■ **TASK BRIEF**: Write out all the entries word for word, but skip any images.

# # # # # # #

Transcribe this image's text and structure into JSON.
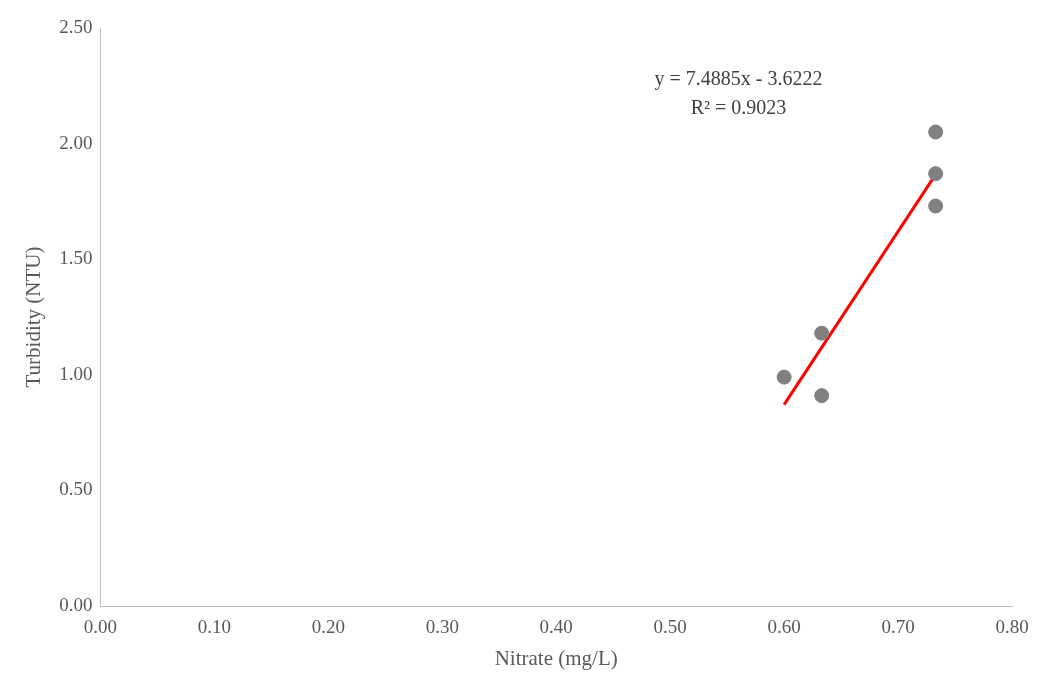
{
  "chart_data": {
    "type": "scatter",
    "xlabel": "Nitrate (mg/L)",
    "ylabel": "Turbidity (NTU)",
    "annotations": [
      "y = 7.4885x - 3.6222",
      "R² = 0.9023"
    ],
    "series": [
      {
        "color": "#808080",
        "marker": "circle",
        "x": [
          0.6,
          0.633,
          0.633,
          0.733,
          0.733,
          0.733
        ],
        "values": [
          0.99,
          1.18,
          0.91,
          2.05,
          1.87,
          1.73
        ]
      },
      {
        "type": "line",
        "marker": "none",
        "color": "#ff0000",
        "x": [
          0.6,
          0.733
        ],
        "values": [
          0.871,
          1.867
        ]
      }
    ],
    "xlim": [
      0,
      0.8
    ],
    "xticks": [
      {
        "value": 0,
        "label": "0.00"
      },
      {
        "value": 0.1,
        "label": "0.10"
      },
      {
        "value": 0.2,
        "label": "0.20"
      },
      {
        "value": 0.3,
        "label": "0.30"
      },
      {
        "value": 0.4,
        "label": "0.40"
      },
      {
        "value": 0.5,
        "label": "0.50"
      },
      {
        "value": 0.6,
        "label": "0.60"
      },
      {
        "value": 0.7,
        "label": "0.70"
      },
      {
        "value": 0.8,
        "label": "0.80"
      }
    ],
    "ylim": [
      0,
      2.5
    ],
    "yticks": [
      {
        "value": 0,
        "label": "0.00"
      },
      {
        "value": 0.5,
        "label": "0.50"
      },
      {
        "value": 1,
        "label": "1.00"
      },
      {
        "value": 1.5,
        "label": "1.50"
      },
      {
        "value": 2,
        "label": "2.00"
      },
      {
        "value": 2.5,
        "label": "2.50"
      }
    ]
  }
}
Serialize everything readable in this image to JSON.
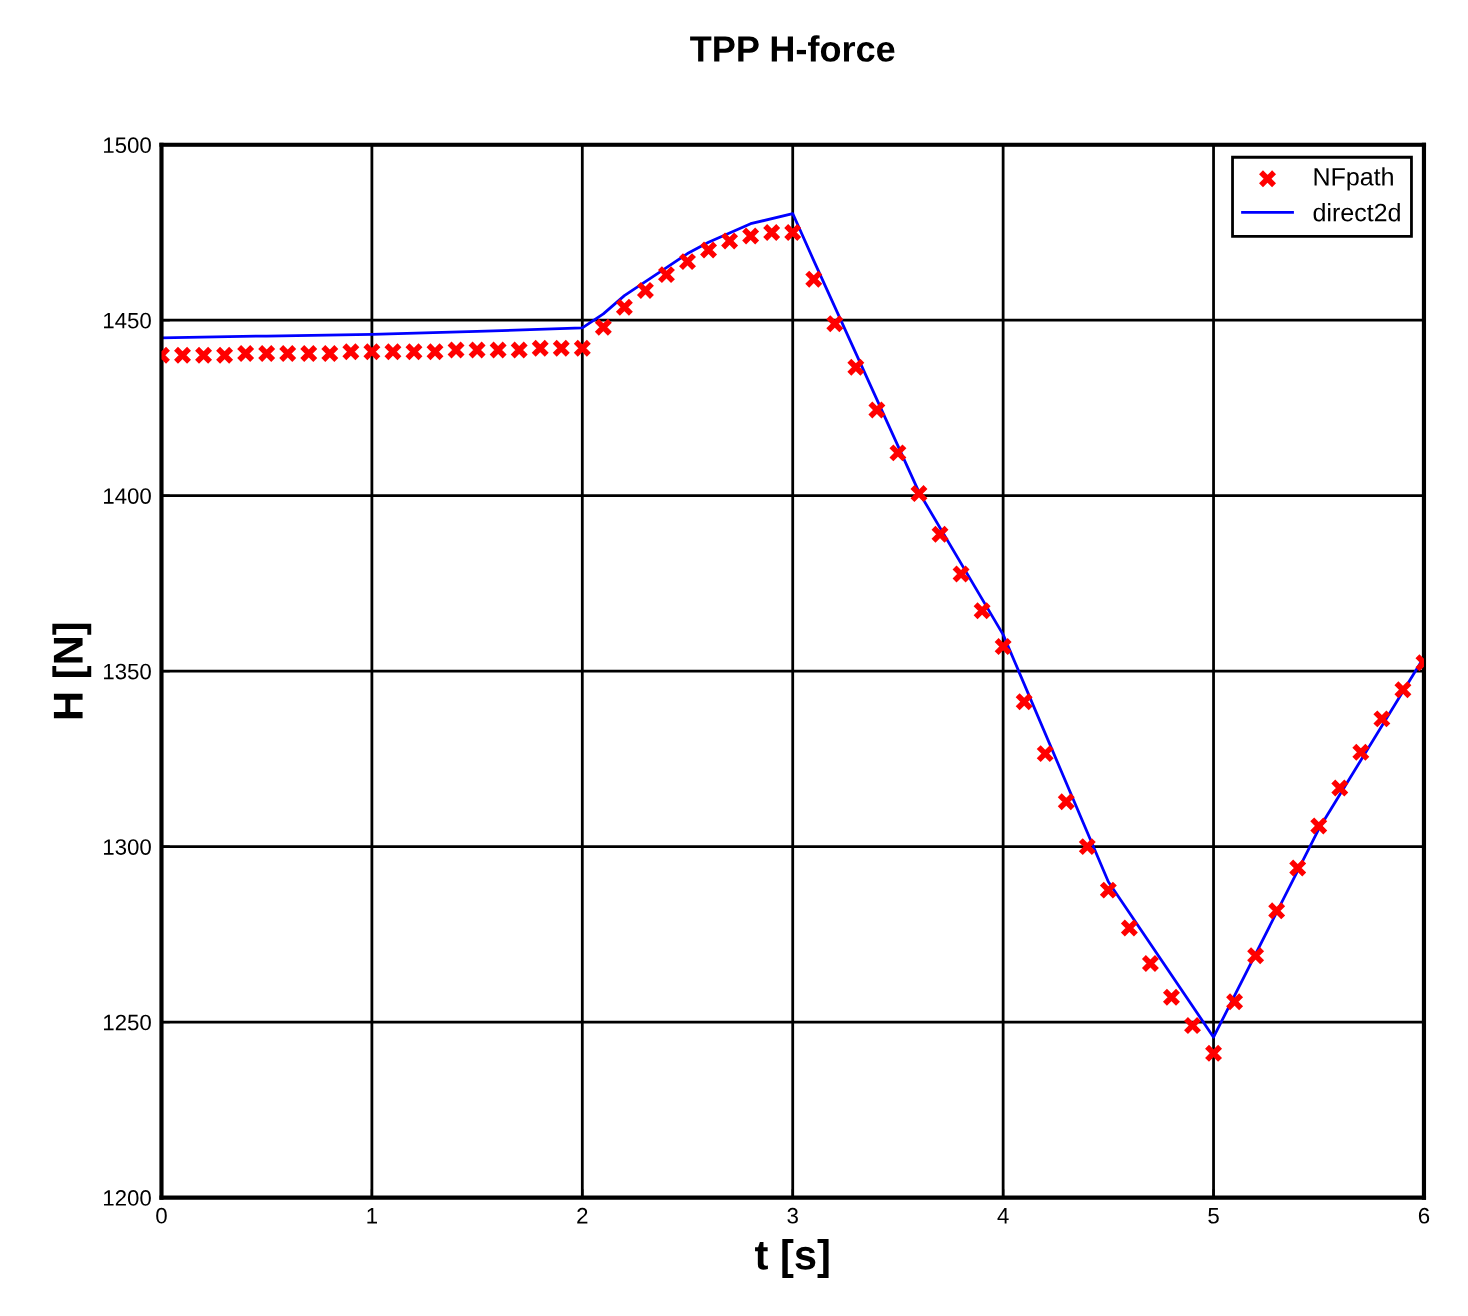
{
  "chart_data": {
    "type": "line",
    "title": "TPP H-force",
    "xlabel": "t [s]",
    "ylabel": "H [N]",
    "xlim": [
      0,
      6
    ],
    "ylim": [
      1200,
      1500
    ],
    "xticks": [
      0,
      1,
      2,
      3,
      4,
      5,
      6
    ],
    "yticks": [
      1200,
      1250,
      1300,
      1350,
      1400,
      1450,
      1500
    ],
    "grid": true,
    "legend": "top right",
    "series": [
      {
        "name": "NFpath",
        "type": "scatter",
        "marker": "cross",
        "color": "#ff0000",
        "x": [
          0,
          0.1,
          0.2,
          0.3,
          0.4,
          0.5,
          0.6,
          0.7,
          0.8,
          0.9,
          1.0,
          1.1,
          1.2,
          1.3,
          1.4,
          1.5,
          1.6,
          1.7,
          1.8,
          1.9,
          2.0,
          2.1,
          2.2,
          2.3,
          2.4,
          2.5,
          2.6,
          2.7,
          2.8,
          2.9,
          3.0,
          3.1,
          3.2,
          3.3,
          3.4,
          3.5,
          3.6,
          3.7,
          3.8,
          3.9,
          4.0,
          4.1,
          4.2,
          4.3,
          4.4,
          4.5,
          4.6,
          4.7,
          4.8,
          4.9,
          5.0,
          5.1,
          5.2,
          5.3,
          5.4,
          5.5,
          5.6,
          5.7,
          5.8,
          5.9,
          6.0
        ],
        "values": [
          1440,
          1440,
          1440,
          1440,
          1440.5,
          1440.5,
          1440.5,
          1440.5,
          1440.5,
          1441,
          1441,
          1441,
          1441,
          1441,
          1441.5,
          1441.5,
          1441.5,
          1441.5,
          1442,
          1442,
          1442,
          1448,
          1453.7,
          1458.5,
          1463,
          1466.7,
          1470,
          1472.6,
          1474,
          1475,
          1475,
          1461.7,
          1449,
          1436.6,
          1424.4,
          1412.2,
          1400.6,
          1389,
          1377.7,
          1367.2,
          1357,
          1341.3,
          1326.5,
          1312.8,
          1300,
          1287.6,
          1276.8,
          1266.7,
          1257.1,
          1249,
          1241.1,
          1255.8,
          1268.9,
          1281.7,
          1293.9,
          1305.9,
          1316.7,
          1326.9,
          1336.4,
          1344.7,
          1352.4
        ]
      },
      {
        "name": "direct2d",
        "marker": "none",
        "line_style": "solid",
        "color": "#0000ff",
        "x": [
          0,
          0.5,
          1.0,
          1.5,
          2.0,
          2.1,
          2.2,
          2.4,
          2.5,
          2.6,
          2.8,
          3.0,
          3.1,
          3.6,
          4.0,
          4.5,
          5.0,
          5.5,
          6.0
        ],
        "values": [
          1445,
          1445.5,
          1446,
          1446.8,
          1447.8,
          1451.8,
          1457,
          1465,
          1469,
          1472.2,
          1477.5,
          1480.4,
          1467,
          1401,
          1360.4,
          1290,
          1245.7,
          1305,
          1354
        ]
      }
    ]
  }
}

# # # # # # #

■ **THE OUTPUT**:
Transcribe this image's text and structure into JSON.
{
  "chart_data": {
    "type": "scatter",
    "xlabel": "Nitrate (mg/L)",
    "ylabel": "Turbidity (NTU)",
    "annotations": [
      "y = 7.4885x - 3.6222",
      "R² = 0.9023"
    ],
    "series": [
      {
        "color": "#808080",
        "marker": "circle",
        "x": [
          0.6,
          0.633,
          0.633,
          0.733,
          0.733,
          0.733
        ],
        "values": [
          0.99,
          1.18,
          0.91,
          2.05,
          1.87,
          1.73
        ]
      },
      {
        "type": "line",
        "marker": "none",
        "color": "#ff0000",
        "x": [
          0.6,
          0.733
        ],
        "values": [
          0.871,
          1.867
        ]
      }
    ],
    "xlim": [
      0,
      0.8
    ],
    "xticks": [
      {
        "value": 0,
        "label": "0.00"
      },
      {
        "value": 0.1,
        "label": "0.10"
      },
      {
        "value": 0.2,
        "label": "0.20"
      },
      {
        "value": 0.3,
        "label": "0.30"
      },
      {
        "value": 0.4,
        "label": "0.40"
      },
      {
        "value": 0.5,
        "label": "0.50"
      },
      {
        "value": 0.6,
        "label": "0.60"
      },
      {
        "value": 0.7,
        "label": "0.70"
      },
      {
        "value": 0.8,
        "label": "0.80"
      }
    ],
    "ylim": [
      0,
      2.5
    ],
    "yticks": [
      {
        "value": 0,
        "label": "0.00"
      },
      {
        "value": 0.5,
        "label": "0.50"
      },
      {
        "value": 1,
        "label": "1.00"
      },
      {
        "value": 1.5,
        "label": "1.50"
      },
      {
        "value": 2,
        "label": "2.00"
      },
      {
        "value": 2.5,
        "label": "2.50"
      }
    ]
  }
}
Serialize everything readable in this image to JSON.
{
  "chart_data": {
    "type": "line",
    "title": "TPP H-force",
    "xlabel": "t [s]",
    "ylabel": "H [N]",
    "xlim": [
      0,
      6
    ],
    "ylim": [
      1200,
      1500
    ],
    "xticks": [
      0,
      1,
      2,
      3,
      4,
      5,
      6
    ],
    "yticks": [
      1200,
      1250,
      1300,
      1350,
      1400,
      1450,
      1500
    ],
    "grid": true,
    "legend": "top right",
    "series": [
      {
        "name": "NFpath",
        "type": "scatter",
        "marker": "cross",
        "color": "#ff0000",
        "x": [
          0,
          0.1,
          0.2,
          0.3,
          0.4,
          0.5,
          0.6,
          0.7,
          0.8,
          0.9,
          1.0,
          1.1,
          1.2,
          1.3,
          1.4,
          1.5,
          1.6,
          1.7,
          1.8,
          1.9,
          2.0,
          2.1,
          2.2,
          2.3,
          2.4,
          2.5,
          2.6,
          2.7,
          2.8,
          2.9,
          3.0,
          3.1,
          3.2,
          3.3,
          3.4,
          3.5,
          3.6,
          3.7,
          3.8,
          3.9,
          4.0,
          4.1,
          4.2,
          4.3,
          4.4,
          4.5,
          4.6,
          4.7,
          4.8,
          4.9,
          5.0,
          5.1,
          5.2,
          5.3,
          5.4,
          5.5,
          5.6,
          5.7,
          5.8,
          5.9,
          6.0
        ],
        "values": [
          1440,
          1440,
          1440,
          1440,
          1440.5,
          1440.5,
          1440.5,
          1440.5,
          1440.5,
          1441,
          1441,
          1441,
          1441,
          1441,
          1441.5,
          1441.5,
          1441.5,
          1441.5,
          1442,
          1442,
          1442,
          1448,
          1453.7,
          1458.5,
          1463,
          1466.7,
          1470,
          1472.6,
          1474,
          1475,
          1475,
          1461.7,
          1449,
          1436.6,
          1424.4,
          1412.2,
          1400.6,
          1389,
          1377.7,
          1367.2,
          1357,
          1341.3,
          1326.5,
          1312.8,
          1300,
          1287.6,
          1276.8,
          1266.7,
          1257.1,
          1249,
          1241.1,
          1255.8,
          1268.9,
          1281.7,
          1293.9,
          1305.9,
          1316.7,
          1326.9,
          1336.4,
          1344.7,
          1352.4
        ]
      },
      {
        "name": "direct2d",
        "marker": "none",
        "line_style": "solid",
        "color": "#0000ff",
        "x": [
          0,
          0.5,
          1.0,
          1.5,
          2.0,
          2.1,
          2.2,
          2.4,
          2.5,
          2.6,
          2.8,
          3.0,
          3.1,
          3.6,
          4.0,
          4.5,
          5.0,
          5.5,
          6.0
        ],
        "values": [
          1445,
          1445.5,
          1446,
          1446.8,
          1447.8,
          1451.8,
          1457,
          1465,
          1469,
          1472.2,
          1477.5,
          1480.4,
          1467,
          1401,
          1360.4,
          1290,
          1245.7,
          1305,
          1354
        ]
      }
    ]
  }
}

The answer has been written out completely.